REQUEST:
Each record below must be returned exactly as shown.

Figure record listings:

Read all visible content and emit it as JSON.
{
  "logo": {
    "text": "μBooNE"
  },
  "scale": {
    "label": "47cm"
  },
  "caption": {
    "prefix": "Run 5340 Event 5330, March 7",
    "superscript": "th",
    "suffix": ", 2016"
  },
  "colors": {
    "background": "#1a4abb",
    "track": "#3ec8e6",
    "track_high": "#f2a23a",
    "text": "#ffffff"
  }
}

OUTPUT OF THE EXERCISE:
Read all visible content and emit it as JSON.
{
  "logo": {
    "text": "μBooNE"
  },
  "scale": {
    "label": "47cm"
  },
  "caption": {
    "prefix": "Run 5340 Event 5330, March 7",
    "superscript": "th",
    "suffix": ", 2016"
  },
  "colors": {
    "background": "#1a4abb",
    "track": "#3ec8e6",
    "track_high": "#f2a23a",
    "text": "#ffffff"
  }
}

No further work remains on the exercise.